Dopo una serie di combattimenti con le truppe italiane stanziate in Corsica che tentavano di sbarrarle il passo verso nord, evacuava anche da quell'isola via mare da Bastia attraverso l'isola d'Elba e si stabiliva in Toscana. A fine mese era collocata nei pressi di Pisa. Il comando del Panzer-Grenadier-Regiment 200, del quale faceva parte l'Unteroffizier Herbert Schwarz, era stato assunto il 1° luglio dal Major Heinrich Baron von Behr che lo guidò durante tutta la ritirata dalla Sardegna, attraverso la Corsica, e nei combattimenti con le truppe italiane e i partigiani corsi. Il 4 ottobre 1943 Herbert Schawarz fu decorato con la Nahkampfspange in Bronze (Barretta per il combattimento ravvicinato di 1° classe) probabilmente proprio per aver attivamente partecipato a questi combattimenti difensivi.
Riorganizzata, venne trasferita sull'Adriatico a Gatteo al Mare il 23 ottobre. A metà novembre venne inviata nella zona di Orsogna dove combattè nella valle del fiume Moro e nei pressi di Ortona, alla sua foce, sottoposta al LXXVI. Panzerkorps della 10. Armee dell'Heeresgruppe C.
Nel dicembre del 1943 la divisione, al comando del Generalleutnant Ernst-Günther Baade, venne trasferita nel Lazio, come riserva dell'Heersgruppe B, dietro il fronte di Cassino nei pressi di Roma. Nel gennaio del 1944 venne assegnata alla 10.Armee con la quale venne impiegata sulla Linea Gotica, nel settore tra la costa e Castelforte, sul torrente Ausente che divide le province di Latina e Frosinone, in località Monte Natale presso Santa Maria Infante a nord di Minturno e presso Formia. Da gennaio combatte a Cassino, dove il giorno 27 il Pz.-Gren-Rgt. 200 respinse un attacco di soverchianti forze francesi. Il 1 febbraio il suo comandante Heinrich Baron von Behr venne promosso Oberst (Colonnello) e il giorno 23 ricevette la Ritterkreuz.

[Voci del dataset]

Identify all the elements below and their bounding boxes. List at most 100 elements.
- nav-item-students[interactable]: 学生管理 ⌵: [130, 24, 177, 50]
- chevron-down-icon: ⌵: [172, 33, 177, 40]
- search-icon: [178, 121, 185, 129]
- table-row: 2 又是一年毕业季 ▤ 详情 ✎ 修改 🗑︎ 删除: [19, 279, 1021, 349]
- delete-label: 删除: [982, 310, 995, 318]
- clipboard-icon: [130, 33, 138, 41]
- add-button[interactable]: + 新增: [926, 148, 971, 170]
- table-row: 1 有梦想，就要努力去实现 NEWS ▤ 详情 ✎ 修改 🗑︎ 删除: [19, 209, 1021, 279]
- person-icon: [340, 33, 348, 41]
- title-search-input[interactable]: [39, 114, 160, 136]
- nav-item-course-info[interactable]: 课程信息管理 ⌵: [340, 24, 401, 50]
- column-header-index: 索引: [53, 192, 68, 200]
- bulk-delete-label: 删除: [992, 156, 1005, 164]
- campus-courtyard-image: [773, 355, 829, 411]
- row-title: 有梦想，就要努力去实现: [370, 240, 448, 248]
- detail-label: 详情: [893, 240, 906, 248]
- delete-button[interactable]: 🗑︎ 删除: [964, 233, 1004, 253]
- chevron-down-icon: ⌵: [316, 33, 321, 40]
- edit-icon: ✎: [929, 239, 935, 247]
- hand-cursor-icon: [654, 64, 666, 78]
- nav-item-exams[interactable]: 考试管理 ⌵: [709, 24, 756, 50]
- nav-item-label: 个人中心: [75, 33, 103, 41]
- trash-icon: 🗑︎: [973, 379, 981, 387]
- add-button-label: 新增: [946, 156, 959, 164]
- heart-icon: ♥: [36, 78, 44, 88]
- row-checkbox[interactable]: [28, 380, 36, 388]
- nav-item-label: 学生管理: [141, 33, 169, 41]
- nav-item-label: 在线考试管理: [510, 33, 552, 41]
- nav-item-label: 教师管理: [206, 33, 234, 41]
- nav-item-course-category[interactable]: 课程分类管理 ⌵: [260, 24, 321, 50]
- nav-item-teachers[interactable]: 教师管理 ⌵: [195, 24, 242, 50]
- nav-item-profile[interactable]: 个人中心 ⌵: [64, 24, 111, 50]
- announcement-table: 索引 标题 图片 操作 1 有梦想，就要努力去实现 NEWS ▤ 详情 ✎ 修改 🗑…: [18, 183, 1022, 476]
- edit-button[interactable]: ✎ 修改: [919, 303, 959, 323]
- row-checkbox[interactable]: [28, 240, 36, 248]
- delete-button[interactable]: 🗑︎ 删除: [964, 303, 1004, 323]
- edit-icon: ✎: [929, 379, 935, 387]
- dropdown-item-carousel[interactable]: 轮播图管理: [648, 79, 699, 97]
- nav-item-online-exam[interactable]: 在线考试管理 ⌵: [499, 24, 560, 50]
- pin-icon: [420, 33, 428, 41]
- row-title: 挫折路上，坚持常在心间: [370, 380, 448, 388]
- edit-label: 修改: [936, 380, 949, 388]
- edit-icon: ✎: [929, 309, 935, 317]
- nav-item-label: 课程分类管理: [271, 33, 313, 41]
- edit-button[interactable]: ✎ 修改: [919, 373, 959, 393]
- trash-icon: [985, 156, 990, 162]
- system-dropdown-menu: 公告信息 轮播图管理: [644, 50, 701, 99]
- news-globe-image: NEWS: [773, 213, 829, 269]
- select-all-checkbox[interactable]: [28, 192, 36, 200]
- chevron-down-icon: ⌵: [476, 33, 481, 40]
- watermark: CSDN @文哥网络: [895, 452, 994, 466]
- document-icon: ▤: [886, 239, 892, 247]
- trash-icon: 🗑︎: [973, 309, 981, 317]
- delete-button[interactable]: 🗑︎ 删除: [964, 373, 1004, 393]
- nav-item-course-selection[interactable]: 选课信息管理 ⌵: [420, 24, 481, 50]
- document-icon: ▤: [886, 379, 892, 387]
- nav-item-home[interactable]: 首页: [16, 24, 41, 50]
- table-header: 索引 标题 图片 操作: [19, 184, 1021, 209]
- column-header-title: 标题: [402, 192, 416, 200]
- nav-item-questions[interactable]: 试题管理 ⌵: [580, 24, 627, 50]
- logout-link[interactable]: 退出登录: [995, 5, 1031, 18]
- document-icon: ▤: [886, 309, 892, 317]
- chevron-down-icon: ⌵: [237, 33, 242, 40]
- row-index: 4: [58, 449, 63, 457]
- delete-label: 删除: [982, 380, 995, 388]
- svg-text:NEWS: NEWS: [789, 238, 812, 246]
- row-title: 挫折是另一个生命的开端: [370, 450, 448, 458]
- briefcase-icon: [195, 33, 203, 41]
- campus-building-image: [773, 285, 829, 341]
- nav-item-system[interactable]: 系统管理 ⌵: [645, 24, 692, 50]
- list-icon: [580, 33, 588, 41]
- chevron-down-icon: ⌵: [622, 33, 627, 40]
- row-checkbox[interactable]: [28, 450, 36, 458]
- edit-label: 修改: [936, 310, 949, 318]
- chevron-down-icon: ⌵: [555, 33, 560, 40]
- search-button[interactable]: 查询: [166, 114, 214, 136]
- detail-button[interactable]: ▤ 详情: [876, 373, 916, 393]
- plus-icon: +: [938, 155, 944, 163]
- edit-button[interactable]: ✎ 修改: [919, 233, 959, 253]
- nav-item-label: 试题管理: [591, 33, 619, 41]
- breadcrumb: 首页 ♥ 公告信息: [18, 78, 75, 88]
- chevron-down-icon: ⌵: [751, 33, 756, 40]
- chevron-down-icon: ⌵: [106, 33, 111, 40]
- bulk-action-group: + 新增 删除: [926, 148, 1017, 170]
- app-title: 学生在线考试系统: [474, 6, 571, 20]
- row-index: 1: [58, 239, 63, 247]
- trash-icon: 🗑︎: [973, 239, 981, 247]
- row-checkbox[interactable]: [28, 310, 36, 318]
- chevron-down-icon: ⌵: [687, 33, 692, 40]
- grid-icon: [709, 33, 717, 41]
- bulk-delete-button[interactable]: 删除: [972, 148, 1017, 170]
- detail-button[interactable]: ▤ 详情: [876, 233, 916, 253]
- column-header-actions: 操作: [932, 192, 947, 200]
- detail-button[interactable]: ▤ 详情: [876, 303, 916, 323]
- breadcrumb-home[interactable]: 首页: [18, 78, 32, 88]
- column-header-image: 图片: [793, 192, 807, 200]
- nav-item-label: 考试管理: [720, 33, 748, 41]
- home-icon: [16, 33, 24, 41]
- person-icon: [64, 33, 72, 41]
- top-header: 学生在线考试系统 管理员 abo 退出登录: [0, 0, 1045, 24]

CONSEGNA 1
Nell'estratto sulla ritirata del Panzer-Grenadier-Regiment 200, in che giorno il Major Heinrich Baron von Behr assunse il comando del reggimento?
CONSEGNA 2
Per favore, prosegui l'estratto sulla ritirata del Panzer-Grenadier-Regiment 200 a partire dall'ultima frase riportata.
Le voci del dataset non hanno alcun ruolo in questo lavoro.

RISPOSTA SCRITTA 1
Il 1° luglio.

RISPOSTA SCRITTA 2
Terminata la battaglia di Cassino, la divisione viene ritirata nei primi giorni di marzo e trasferita nell’area Roma-Ostia come riserva del gruppo di armate. Dopo la prima metà di maggio essa viene nuovamente avviata al fronte e combatte nella valle del Liri, nell’area di Pignataro-Pontecorvo, dove prende parte alla III battaglia di Cassino.
La 90.Panzergrenadier-Division si ritira sul Melfa, tra il corso del Liri e la Via Casilina, poi tocca Frosinone, Ferentino, Fiuggi, Piglio, Genazzano, raggiunge Rieti ed entra in Umbria. Trasferita nel Grossetano, nell’area di Sorano la divisione combatte a est del Monte Amiata, presso Volterra, Laiatico, Villamagna, Certaldo e Castelfiorentino e raggiunge le posizioni sull’Arno presso Castelfranco di Sotto e Fucecchio.

La divisione che ha subito pesanti perdite viene trasferita alla fine di luglio oltre l’Appennino presso Modena e Parma, per poi essere spostata in Piemonte sulle Alpi Occidentali per timore di uno sbarco nella zona di Genova. Era sottoposta al LXXV. Armee-Korps dell'Armee Ligurien. 
Il 19 agosto la divisione inizia ad operare in Piemonte. Le sue truppe conquistano i passi di confine tra Italia e Francia e agevolano il rientro delle unità tedesche in ripiegamento dalla Francia meridionale.
In
settembre venne trasferita all'OZAK ( Operationszone Adriatisches Küstenland ) nella zona di Rimini a causa dello sfondamento della Linea Gotica effettuato dall'8° Armata inglese. Per tutto il mese di ottobre combattè nella zona di Rimini sotto il LXXVI Panzerkorps della 10.Armee ritirandosi poi intorno a Bologna dove combattè fino al febbraio 1945 alle dipendenze del I.Fallschirmkorps.
Il 1.10.1944 Herbert Schwarz ha ricevuto il Panzerkampfabzeichen in Bronze (Distintivo di combattimento con i carri categoria bronzo) riservato ai Panzergrenadiere .

Il 27 dicembre 1944 l'Oberst von Behr assunse provvisoriamente il comando della divisione che guidò poco dopo nella Battaglia di Savignano vomr responsabile della difesa di Bologna. Per questa azione ricevette le Foglie di Quercia per la sua Ritterkreuz il 9.1.1945. Il 1° aprile 1945 fu nominato formalmente comandante della divisione con la quale si ritirò sul fiume Po dove cercò di resistere prima di ritirarsi verso il lago di Garda e arrendersi infine agli inglesi il 28 aprile 1945.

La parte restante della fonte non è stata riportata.